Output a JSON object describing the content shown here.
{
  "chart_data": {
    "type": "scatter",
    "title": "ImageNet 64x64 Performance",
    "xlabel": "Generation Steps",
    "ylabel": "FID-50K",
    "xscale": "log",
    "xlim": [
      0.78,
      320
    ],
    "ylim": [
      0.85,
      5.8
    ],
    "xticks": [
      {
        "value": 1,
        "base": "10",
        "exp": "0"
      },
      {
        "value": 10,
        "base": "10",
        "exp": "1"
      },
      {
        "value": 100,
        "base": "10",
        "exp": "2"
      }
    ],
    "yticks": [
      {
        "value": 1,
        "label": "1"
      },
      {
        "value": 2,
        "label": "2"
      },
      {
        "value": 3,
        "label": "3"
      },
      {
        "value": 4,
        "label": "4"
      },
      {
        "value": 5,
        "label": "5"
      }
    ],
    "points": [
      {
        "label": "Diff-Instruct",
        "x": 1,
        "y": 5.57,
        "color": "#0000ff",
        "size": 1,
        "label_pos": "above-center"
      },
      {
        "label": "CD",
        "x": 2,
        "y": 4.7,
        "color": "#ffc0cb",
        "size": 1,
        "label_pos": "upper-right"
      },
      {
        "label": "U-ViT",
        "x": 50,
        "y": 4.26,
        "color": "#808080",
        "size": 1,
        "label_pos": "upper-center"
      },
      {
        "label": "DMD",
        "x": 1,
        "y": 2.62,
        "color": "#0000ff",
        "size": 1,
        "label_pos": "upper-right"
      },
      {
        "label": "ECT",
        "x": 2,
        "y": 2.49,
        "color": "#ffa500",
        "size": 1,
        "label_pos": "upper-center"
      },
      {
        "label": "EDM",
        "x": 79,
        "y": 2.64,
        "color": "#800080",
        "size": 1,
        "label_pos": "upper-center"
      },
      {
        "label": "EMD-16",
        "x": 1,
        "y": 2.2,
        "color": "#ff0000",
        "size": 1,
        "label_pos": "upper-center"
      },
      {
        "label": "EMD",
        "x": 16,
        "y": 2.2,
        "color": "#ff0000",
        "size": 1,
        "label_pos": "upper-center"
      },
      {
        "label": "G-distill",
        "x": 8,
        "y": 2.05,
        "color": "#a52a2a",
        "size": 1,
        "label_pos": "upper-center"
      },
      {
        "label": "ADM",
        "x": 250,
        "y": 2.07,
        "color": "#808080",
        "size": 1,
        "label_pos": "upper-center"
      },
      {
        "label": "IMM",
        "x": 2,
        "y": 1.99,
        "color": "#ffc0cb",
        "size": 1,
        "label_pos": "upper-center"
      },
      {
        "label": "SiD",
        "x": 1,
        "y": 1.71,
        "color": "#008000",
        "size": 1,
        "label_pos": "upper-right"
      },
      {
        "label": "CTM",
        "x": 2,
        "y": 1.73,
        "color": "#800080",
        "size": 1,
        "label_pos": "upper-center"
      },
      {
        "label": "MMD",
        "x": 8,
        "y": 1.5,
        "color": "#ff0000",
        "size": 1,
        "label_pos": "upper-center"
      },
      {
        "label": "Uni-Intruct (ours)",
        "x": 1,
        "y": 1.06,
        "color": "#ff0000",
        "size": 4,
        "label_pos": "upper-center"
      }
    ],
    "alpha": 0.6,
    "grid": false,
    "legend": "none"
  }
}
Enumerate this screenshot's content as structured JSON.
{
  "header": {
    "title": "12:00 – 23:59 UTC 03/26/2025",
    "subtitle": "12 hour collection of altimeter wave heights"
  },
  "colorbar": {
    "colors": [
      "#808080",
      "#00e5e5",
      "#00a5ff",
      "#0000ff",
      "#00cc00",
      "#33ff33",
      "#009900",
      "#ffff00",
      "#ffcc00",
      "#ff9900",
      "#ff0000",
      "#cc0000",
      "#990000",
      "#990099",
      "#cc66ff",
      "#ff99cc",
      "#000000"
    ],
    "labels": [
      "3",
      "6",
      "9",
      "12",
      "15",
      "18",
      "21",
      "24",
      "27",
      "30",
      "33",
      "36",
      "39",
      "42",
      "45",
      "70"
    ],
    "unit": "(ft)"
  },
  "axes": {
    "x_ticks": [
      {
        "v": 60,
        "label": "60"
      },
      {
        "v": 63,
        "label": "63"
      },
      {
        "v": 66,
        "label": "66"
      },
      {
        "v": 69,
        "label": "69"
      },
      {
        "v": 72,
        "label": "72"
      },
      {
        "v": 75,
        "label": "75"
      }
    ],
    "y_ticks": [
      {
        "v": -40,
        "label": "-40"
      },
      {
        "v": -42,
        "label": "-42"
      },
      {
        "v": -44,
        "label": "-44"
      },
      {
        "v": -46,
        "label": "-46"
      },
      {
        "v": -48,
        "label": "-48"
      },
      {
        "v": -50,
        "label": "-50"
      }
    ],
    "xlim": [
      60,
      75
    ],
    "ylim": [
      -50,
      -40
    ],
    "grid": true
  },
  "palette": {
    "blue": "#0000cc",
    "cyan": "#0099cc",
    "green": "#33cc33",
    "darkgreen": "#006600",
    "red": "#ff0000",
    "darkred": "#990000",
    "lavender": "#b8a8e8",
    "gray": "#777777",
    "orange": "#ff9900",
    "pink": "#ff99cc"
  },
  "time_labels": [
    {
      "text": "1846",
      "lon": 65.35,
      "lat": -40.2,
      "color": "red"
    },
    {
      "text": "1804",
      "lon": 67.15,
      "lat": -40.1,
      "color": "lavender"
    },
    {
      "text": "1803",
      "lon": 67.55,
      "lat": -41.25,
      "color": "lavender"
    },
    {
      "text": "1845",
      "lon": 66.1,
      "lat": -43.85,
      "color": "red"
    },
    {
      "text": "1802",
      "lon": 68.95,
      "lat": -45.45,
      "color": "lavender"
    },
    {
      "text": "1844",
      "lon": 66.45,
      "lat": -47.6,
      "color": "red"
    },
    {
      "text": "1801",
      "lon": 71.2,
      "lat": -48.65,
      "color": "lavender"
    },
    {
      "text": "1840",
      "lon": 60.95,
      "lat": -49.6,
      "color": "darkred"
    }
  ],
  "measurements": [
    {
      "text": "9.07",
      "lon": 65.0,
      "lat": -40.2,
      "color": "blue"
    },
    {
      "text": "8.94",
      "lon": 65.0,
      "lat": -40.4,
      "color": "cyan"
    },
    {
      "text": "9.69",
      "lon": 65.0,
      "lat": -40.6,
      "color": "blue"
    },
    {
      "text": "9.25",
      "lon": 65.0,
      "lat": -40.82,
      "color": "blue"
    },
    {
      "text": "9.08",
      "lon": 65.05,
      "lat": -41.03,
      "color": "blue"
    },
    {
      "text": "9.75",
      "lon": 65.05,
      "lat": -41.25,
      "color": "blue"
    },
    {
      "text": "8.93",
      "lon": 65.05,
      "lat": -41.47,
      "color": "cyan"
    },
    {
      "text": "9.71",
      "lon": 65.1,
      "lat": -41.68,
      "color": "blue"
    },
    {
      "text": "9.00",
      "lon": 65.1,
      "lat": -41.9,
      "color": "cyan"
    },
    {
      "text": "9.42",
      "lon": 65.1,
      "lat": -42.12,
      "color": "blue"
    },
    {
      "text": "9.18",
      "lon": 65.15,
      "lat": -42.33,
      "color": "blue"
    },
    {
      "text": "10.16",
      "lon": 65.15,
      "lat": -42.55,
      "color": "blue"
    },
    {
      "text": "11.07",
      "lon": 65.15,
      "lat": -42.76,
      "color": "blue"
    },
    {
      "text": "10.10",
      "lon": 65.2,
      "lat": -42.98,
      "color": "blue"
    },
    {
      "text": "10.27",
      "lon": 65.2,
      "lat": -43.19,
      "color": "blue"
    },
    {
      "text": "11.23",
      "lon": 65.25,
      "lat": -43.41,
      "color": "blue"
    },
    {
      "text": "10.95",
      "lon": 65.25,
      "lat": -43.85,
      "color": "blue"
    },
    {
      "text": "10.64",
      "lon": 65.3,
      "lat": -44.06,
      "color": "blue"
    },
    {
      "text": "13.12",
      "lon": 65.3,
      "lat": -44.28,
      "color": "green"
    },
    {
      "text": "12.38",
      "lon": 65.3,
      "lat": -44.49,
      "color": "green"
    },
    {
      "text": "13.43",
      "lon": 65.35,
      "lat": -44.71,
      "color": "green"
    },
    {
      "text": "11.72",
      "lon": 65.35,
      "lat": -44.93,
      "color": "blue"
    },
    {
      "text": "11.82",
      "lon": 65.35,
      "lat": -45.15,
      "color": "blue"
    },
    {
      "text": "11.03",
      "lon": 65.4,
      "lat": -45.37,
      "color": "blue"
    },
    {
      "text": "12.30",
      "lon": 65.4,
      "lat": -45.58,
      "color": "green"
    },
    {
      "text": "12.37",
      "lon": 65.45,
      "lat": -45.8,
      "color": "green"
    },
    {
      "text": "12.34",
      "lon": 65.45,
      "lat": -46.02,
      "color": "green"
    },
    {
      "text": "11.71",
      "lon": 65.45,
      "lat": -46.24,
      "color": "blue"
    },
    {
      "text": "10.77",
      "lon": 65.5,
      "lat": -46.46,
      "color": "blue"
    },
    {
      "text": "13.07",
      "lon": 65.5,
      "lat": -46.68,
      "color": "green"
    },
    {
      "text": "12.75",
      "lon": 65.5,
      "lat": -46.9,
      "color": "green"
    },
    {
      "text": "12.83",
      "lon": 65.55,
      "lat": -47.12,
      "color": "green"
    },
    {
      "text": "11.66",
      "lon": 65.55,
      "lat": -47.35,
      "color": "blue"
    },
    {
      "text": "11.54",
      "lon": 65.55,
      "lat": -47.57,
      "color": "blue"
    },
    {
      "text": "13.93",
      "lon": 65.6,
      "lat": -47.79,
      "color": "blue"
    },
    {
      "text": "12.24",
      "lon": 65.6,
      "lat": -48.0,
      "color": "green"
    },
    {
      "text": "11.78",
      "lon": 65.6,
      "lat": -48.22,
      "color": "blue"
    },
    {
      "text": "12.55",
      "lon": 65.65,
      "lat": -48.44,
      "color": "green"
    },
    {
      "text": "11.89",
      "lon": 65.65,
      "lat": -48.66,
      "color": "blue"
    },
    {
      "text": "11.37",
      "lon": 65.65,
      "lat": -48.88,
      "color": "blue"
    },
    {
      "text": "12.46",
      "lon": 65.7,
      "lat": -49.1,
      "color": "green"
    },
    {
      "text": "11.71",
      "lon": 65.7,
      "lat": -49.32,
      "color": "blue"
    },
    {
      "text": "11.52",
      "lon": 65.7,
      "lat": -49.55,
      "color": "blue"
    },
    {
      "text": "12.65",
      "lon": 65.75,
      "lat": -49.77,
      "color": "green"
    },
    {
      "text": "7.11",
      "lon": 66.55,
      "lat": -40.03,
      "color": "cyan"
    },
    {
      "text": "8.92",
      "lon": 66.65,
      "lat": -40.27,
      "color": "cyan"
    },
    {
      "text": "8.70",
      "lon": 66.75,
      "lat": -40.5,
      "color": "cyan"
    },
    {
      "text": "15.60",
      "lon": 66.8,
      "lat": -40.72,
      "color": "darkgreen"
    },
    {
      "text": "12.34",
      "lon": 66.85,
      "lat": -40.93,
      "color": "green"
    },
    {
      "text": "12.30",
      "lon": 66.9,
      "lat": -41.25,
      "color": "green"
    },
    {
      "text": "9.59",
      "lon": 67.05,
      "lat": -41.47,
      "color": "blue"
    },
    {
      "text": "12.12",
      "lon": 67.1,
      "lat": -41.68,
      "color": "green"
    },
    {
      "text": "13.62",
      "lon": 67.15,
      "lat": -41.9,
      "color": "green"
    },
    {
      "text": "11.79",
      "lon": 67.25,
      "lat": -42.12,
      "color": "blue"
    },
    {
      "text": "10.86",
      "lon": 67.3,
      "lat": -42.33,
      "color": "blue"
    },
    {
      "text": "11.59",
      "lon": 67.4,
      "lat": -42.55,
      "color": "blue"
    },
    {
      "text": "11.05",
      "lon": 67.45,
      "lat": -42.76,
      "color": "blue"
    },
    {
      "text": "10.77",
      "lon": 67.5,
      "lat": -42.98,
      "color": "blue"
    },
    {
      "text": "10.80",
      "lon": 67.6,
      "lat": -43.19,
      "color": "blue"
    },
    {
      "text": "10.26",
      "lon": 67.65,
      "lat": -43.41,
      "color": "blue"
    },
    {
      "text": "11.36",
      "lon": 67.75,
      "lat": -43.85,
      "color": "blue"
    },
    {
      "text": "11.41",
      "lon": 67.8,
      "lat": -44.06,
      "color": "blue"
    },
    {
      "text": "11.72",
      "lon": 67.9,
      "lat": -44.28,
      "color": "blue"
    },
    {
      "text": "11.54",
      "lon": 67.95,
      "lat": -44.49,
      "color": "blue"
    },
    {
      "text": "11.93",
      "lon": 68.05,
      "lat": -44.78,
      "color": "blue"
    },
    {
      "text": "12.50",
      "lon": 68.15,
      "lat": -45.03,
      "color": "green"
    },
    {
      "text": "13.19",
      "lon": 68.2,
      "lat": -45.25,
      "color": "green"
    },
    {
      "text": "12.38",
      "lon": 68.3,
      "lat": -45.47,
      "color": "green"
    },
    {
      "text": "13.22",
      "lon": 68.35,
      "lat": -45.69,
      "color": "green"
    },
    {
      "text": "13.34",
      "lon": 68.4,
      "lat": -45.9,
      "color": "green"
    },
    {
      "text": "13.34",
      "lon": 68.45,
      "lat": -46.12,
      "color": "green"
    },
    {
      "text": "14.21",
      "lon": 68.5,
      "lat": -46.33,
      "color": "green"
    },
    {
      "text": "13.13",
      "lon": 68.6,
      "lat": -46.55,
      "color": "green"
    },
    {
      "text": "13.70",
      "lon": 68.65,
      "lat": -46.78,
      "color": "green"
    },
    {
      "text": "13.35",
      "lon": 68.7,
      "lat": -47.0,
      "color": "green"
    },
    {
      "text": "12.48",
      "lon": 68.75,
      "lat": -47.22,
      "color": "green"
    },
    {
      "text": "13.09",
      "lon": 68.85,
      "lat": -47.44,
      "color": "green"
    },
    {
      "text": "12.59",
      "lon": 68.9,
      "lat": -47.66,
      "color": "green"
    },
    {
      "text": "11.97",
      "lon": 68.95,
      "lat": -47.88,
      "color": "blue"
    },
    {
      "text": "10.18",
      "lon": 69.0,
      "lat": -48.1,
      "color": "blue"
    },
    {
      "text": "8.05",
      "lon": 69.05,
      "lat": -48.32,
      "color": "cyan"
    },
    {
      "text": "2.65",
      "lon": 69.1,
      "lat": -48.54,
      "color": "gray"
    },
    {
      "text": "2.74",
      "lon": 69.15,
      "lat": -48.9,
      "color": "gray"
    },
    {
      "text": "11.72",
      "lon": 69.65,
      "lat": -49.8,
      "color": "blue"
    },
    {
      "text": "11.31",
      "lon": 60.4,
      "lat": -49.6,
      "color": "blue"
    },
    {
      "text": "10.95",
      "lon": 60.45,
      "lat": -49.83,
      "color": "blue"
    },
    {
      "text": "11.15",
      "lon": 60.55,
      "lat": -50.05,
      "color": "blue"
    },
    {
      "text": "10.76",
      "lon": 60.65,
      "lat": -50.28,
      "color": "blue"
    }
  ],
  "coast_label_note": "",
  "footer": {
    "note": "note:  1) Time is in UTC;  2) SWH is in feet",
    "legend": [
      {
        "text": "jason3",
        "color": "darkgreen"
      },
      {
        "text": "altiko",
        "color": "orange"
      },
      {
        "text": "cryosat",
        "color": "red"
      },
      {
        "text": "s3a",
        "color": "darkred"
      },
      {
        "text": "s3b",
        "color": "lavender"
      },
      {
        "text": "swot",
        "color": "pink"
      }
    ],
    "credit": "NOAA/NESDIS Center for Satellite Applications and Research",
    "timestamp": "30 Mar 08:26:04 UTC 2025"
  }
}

==================================================

What is being asked
Pull out all lines from the entries above that include the word "darkgreen".

Finished answer
    "darkgreen": "#006600",
      "color": "darkgreen"
        "color": "darkgreen"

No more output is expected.